Data items:
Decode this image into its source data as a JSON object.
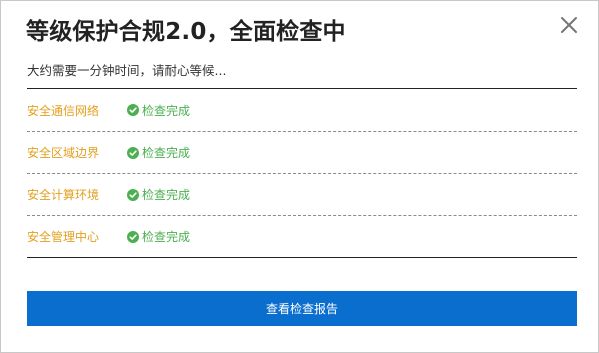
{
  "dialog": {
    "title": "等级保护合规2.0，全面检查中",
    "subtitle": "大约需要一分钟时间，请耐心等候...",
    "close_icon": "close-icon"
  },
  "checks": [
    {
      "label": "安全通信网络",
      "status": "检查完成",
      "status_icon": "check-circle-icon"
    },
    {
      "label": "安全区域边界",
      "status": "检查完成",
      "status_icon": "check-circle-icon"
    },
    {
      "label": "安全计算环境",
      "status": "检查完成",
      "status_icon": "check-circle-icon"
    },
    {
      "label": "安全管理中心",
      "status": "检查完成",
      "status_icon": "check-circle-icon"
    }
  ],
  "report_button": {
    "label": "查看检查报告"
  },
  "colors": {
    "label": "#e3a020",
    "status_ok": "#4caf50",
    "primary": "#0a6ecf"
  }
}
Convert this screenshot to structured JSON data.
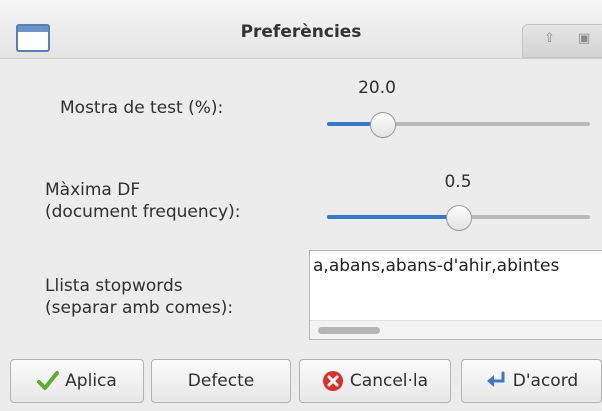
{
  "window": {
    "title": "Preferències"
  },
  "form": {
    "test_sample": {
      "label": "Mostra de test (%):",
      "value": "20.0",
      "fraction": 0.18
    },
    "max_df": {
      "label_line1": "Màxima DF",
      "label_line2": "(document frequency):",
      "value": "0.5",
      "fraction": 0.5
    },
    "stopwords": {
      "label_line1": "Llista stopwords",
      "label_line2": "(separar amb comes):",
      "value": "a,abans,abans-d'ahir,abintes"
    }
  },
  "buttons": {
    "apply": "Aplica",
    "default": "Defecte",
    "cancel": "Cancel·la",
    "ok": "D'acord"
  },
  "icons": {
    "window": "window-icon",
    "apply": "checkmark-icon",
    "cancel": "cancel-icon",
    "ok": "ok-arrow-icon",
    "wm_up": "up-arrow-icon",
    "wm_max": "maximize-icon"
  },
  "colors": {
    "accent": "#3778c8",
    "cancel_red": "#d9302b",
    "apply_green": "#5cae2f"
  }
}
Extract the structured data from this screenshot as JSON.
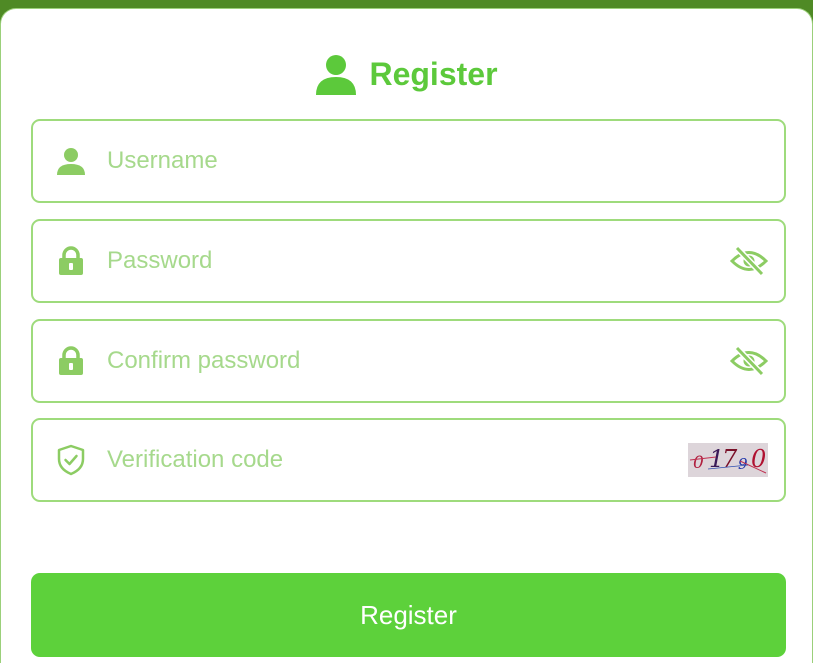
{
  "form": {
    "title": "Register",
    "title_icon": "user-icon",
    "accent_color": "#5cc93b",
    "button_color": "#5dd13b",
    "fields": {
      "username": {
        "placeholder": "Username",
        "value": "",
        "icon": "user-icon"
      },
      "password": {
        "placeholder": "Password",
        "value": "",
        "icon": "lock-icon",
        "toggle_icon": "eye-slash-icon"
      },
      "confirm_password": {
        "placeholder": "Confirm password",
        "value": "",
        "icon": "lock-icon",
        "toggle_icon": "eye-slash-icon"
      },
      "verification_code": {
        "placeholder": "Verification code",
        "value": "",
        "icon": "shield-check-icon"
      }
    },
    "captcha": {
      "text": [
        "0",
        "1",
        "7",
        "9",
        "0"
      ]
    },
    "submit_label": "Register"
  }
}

*WORK TO DO:*
Set every line down exactly as written, leaving each picture out.

*EXERCISE RESULT:*
Decode this image into its source data as a JSON object.
{
  "dialog": {
    "title": "等级保护合规2.0，全面检查中",
    "subtitle": "大约需要一分钟时间，请耐心等候...",
    "close_icon": "close-icon"
  },
  "checks": [
    {
      "label": "安全通信网络",
      "status": "检查完成",
      "status_icon": "check-circle-icon"
    },
    {
      "label": "安全区域边界",
      "status": "检查完成",
      "status_icon": "check-circle-icon"
    },
    {
      "label": "安全计算环境",
      "status": "检查完成",
      "status_icon": "check-circle-icon"
    },
    {
      "label": "安全管理中心",
      "status": "检查完成",
      "status_icon": "check-circle-icon"
    }
  ],
  "report_button": {
    "label": "查看检查报告"
  },
  "colors": {
    "label": "#e3a020",
    "status_ok": "#4caf50",
    "primary": "#0a6ecf"
  }
}
Convert this screenshot to structured JSON data.
{
  "window": {
    "title": "Preferències"
  },
  "form": {
    "test_sample": {
      "label": "Mostra de test (%):",
      "value": "20.0",
      "fraction": 0.18
    },
    "max_df": {
      "label_line1": "Màxima DF",
      "label_line2": "(document frequency):",
      "value": "0.5",
      "fraction": 0.5
    },
    "stopwords": {
      "label_line1": "Llista stopwords",
      "label_line2": "(separar amb comes):",
      "value": "a,abans,abans-d'ahir,abintes"
    }
  },
  "buttons": {
    "apply": "Aplica",
    "default": "Defecte",
    "cancel": "Cancel·la",
    "ok": "D'acord"
  },
  "icons": {
    "window": "window-icon",
    "apply": "checkmark-icon",
    "cancel": "cancel-icon",
    "ok": "ok-arrow-icon",
    "wm_up": "up-arrow-icon",
    "wm_max": "maximize-icon"
  },
  "colors": {
    "accent": "#3778c8",
    "cancel_red": "#d9302b",
    "apply_green": "#5cae2f"
  }
}
Extract the structured data from this screenshot as JSON.
{
  "form": {
    "title": "Register",
    "title_icon": "user-icon",
    "accent_color": "#5cc93b",
    "button_color": "#5dd13b",
    "fields": {
      "username": {
        "placeholder": "Username",
        "value": "",
        "icon": "user-icon"
      },
      "password": {
        "placeholder": "Password",
        "value": "",
        "icon": "lock-icon",
        "toggle_icon": "eye-slash-icon"
      },
      "confirm_password": {
        "placeholder": "Confirm password",
        "value": "",
        "icon": "lock-icon",
        "toggle_icon": "eye-slash-icon"
      },
      "verification_code": {
        "placeholder": "Verification code",
        "value": "",
        "icon": "shield-check-icon"
      }
    },
    "captcha": {
      "text": [
        "0",
        "1",
        "7",
        "9",
        "0"
      ]
    },
    "submit_label": "Register"
  }
}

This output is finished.